* _Instructions to follow_
Return the lines where the word "being" occurs.

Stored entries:
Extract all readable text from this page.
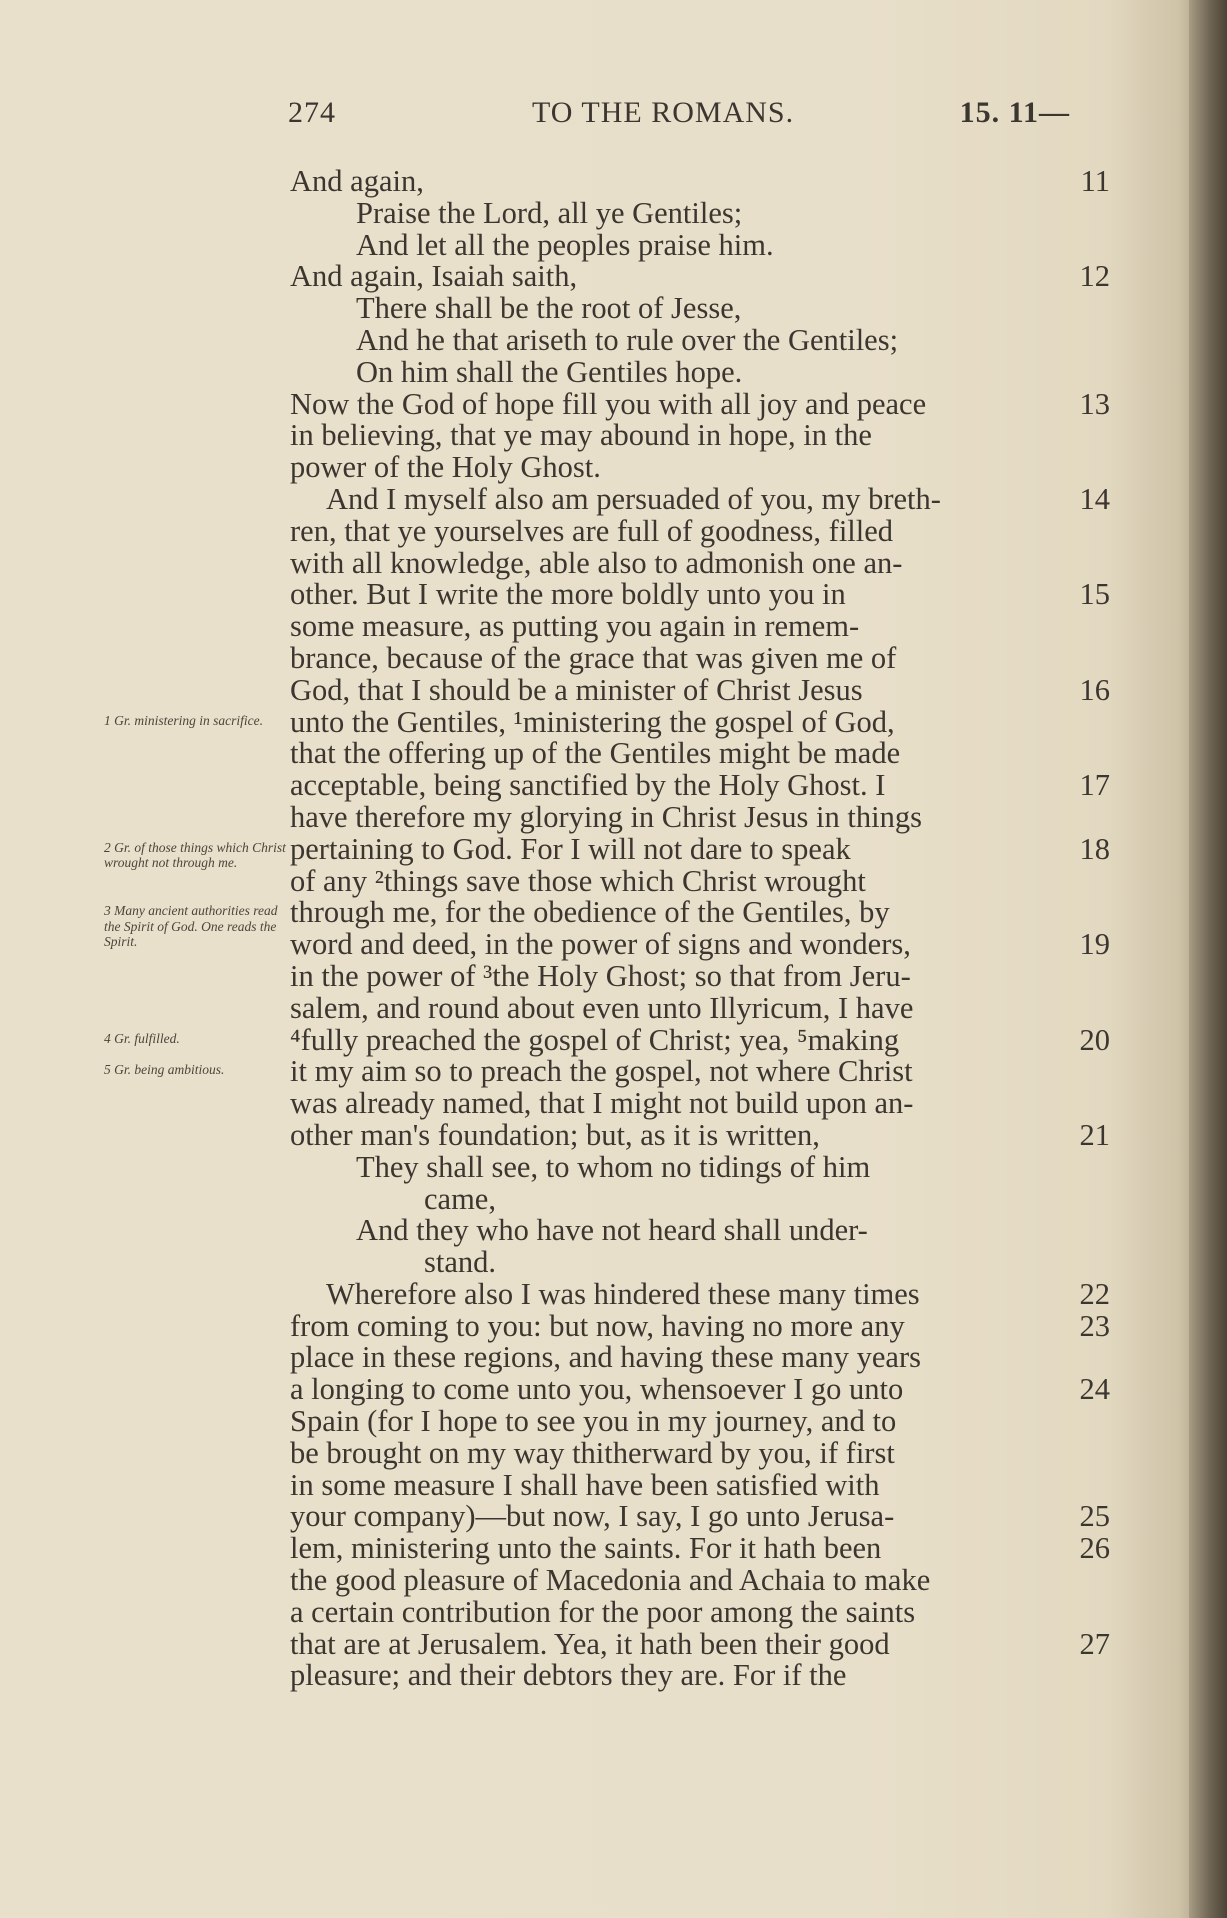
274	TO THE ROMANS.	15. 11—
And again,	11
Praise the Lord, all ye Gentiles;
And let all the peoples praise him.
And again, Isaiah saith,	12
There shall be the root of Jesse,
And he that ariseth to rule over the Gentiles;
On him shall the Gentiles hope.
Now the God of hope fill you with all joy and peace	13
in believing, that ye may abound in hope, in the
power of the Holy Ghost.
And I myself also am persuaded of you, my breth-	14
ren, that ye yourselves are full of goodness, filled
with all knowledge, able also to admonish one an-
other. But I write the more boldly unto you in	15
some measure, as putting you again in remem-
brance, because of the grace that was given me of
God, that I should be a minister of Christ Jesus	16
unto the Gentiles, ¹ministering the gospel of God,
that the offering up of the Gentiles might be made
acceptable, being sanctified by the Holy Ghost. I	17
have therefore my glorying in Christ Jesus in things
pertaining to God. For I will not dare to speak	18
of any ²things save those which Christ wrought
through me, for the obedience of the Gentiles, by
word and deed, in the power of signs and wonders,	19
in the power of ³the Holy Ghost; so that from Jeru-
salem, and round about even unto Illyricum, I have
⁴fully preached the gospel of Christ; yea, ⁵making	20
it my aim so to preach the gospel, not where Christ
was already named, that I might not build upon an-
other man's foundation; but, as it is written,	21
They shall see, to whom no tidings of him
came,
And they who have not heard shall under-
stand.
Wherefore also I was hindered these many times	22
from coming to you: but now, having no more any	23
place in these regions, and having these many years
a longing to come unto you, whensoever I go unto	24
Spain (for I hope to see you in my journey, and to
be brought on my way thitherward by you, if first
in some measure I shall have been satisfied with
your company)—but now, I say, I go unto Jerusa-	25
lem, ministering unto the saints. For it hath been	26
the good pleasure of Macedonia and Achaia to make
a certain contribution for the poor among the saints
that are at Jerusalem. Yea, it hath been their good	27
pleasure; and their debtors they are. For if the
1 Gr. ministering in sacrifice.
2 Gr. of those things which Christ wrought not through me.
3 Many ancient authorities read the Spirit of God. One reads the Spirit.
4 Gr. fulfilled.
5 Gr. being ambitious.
...
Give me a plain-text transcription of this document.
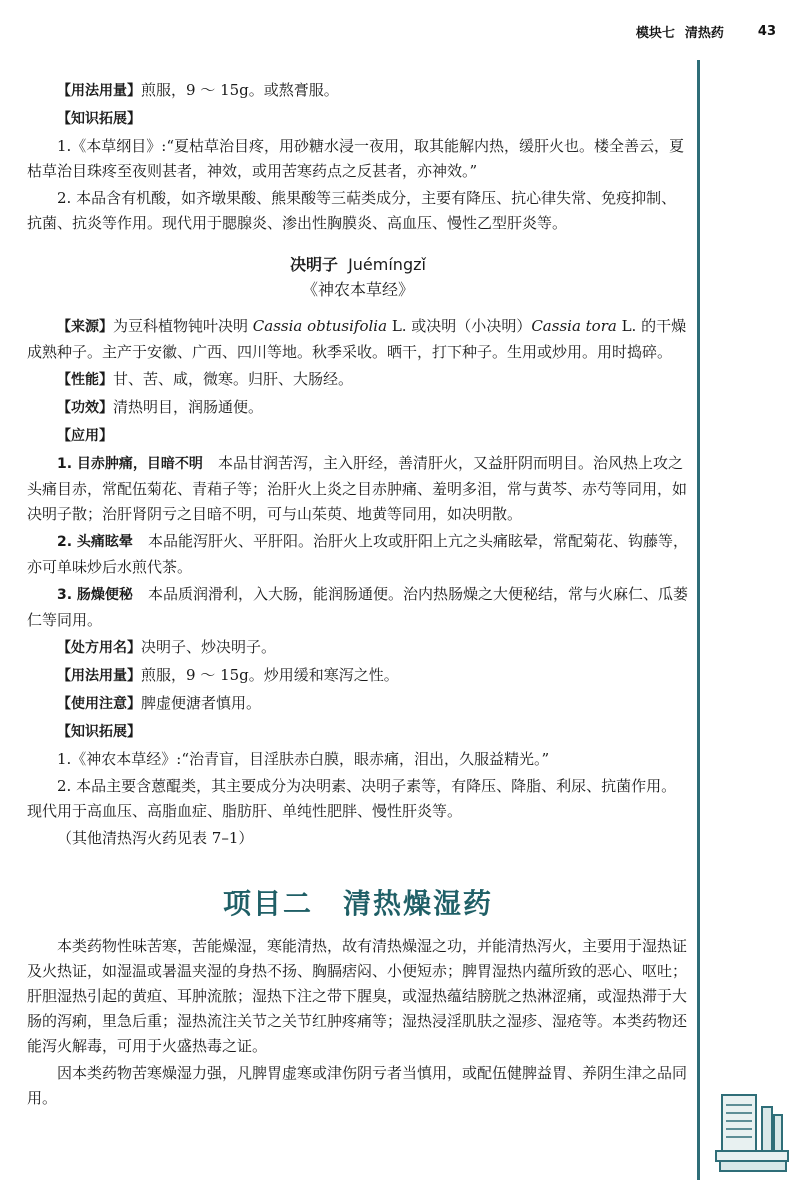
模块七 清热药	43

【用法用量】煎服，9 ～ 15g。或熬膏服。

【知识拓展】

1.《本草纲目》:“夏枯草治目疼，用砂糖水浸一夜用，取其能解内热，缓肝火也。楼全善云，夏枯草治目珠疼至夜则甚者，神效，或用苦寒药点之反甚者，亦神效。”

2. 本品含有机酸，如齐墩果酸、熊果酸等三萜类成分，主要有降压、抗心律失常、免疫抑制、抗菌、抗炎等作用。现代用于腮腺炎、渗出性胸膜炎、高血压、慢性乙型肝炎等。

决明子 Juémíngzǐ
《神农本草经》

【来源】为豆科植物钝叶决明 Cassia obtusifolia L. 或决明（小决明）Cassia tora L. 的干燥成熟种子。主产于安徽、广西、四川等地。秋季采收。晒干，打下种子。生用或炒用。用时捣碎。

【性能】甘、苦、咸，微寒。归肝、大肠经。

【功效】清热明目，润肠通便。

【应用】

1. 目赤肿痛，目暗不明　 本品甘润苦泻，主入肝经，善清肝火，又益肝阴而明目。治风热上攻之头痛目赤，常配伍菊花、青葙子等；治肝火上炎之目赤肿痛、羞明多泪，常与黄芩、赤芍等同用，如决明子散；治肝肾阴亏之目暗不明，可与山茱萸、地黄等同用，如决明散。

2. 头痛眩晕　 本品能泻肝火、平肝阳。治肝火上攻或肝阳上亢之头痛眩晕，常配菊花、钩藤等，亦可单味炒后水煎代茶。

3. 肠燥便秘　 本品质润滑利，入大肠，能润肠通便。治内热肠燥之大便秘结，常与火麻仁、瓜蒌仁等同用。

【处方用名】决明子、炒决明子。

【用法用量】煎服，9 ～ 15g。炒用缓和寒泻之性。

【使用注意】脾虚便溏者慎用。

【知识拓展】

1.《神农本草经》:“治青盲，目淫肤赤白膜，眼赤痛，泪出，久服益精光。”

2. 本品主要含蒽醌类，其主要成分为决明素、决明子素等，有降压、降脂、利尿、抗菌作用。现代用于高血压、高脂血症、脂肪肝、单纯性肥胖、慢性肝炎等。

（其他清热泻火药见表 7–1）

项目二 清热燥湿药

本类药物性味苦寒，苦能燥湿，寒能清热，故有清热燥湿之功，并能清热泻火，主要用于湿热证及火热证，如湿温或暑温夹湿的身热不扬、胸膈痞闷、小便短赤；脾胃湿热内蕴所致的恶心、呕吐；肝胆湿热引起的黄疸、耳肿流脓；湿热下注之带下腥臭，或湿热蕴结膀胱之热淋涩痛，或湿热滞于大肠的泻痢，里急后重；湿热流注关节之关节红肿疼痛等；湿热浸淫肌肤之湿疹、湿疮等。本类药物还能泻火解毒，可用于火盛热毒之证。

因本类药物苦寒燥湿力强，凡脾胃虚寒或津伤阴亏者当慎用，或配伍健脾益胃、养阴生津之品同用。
--
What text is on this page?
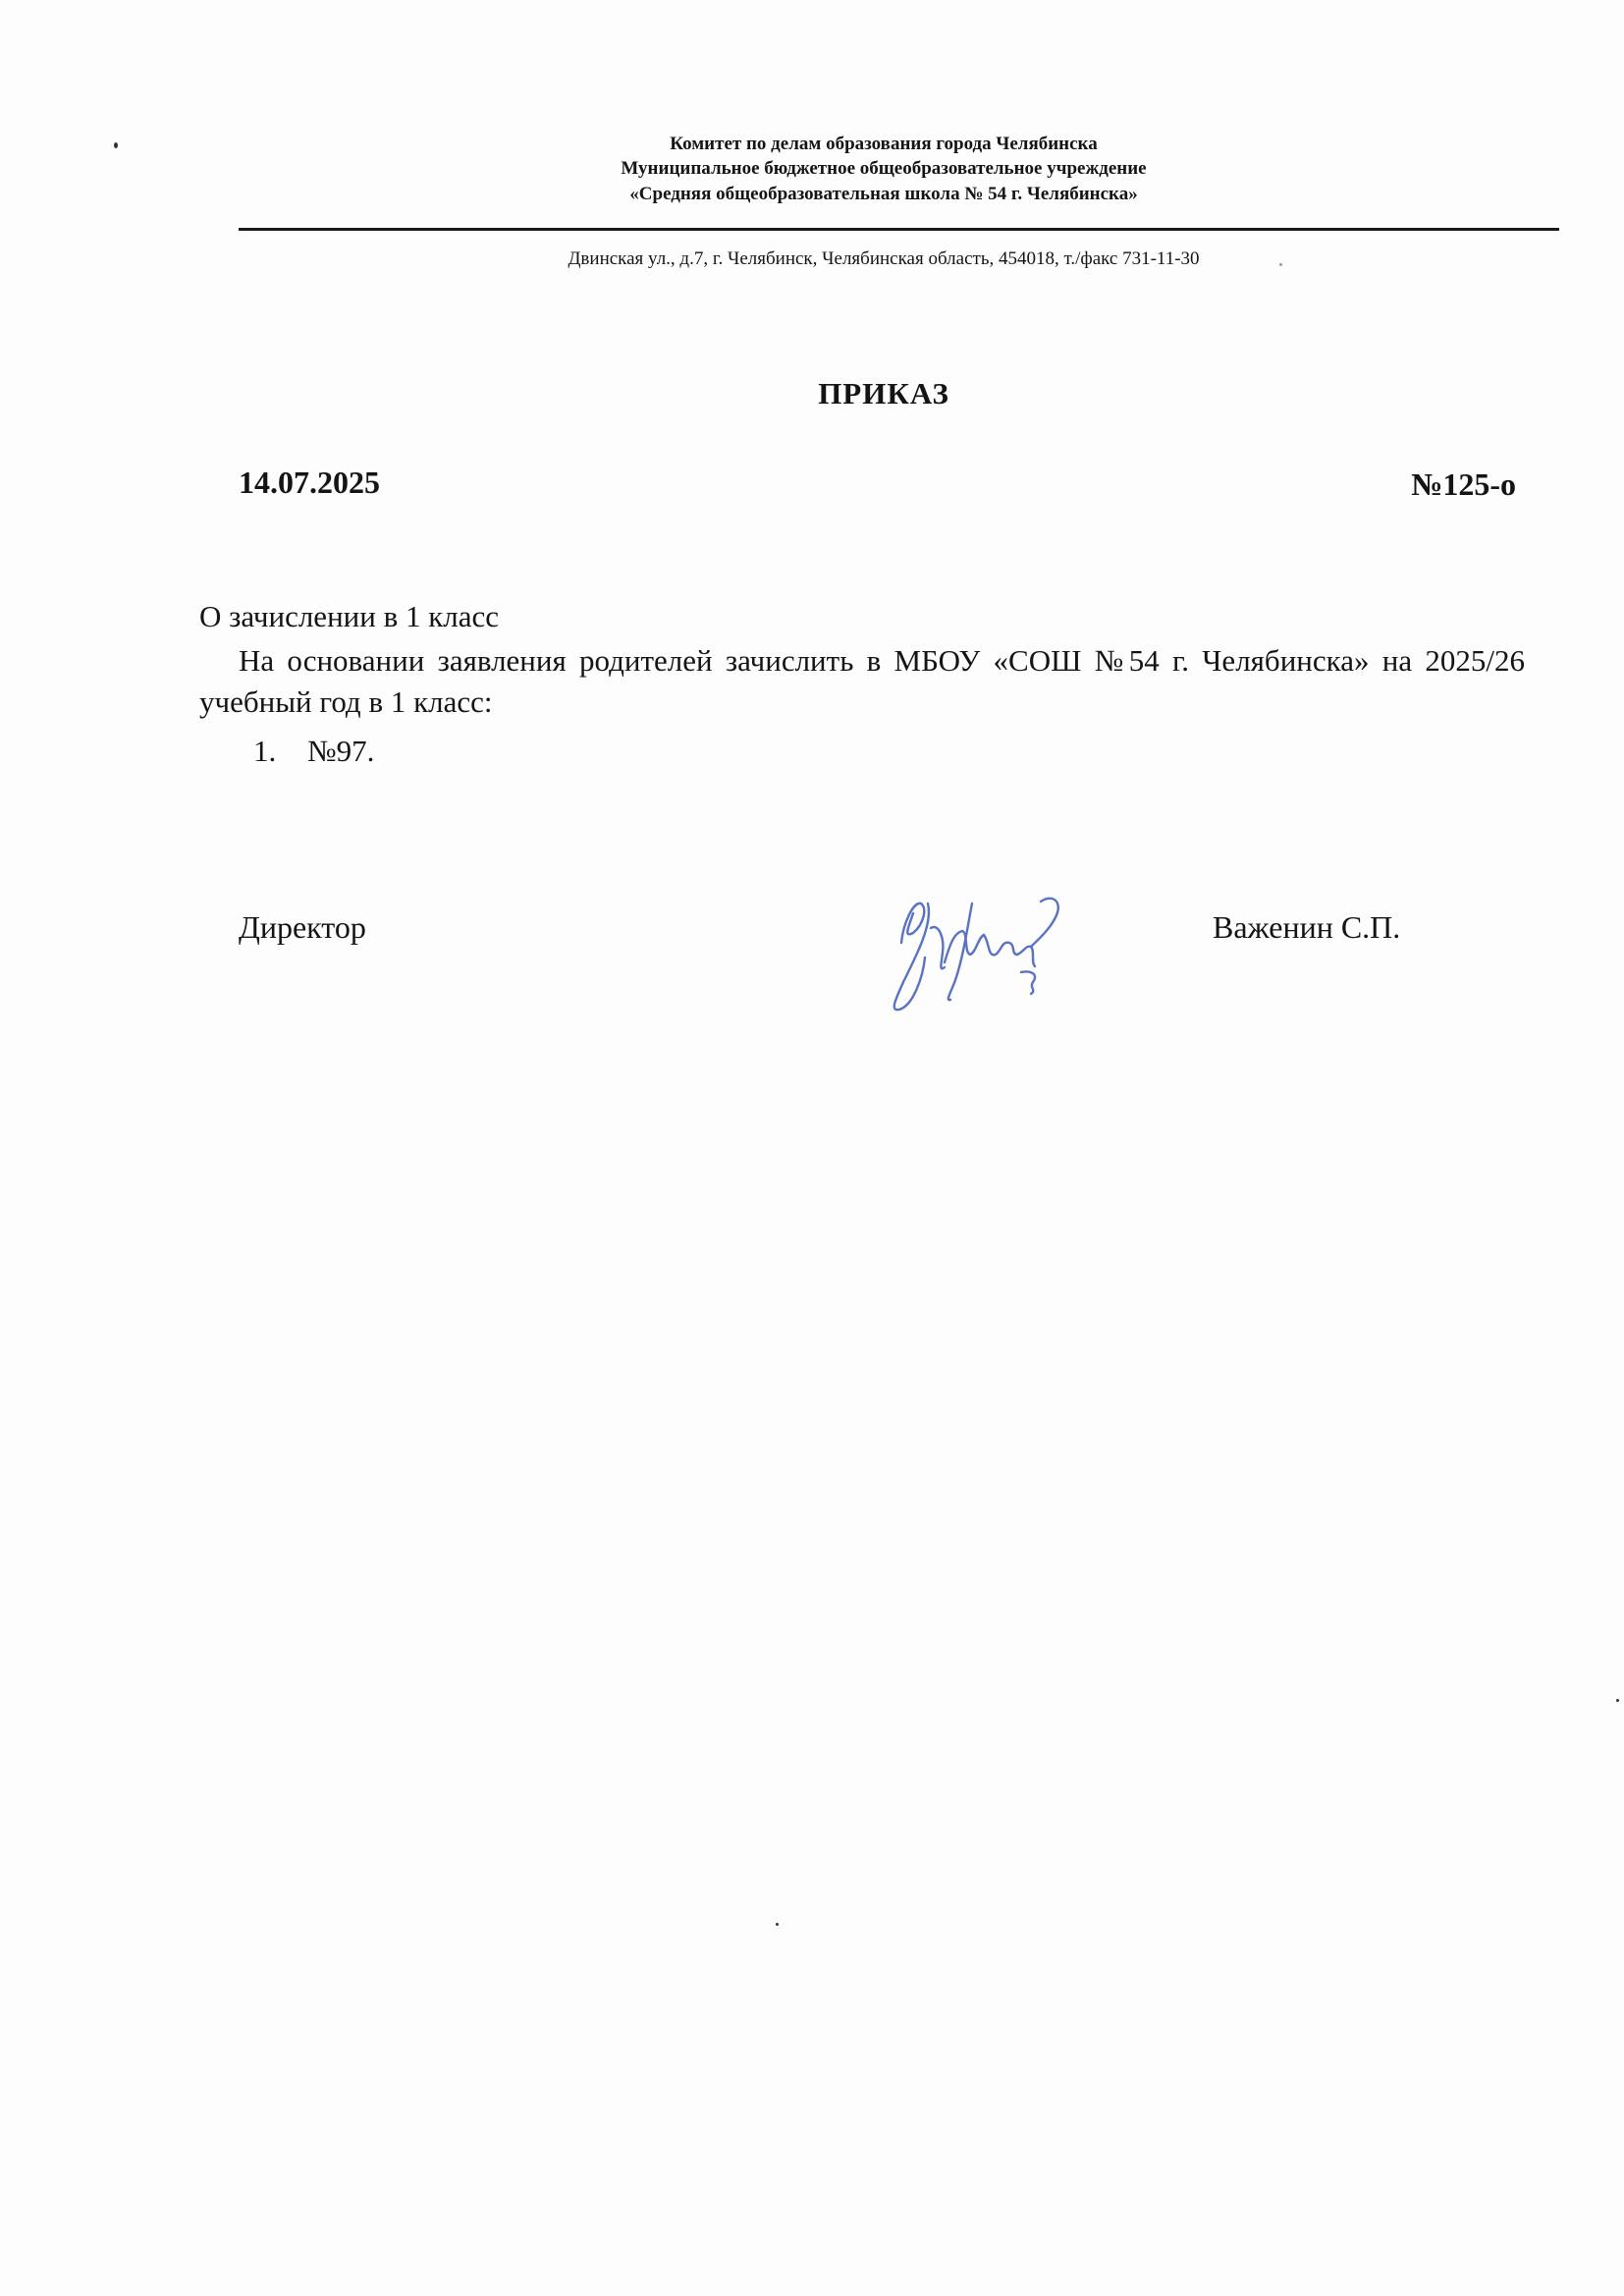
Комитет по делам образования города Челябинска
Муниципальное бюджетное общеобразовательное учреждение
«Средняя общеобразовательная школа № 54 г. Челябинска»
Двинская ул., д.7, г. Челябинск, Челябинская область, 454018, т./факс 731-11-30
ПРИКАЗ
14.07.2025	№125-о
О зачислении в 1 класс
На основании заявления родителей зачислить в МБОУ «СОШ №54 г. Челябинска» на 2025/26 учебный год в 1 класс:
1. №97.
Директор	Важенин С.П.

* _Task answer_
acceptable, being sanctified by the Holy Ghost. I	17
5 Gr. being ambitious.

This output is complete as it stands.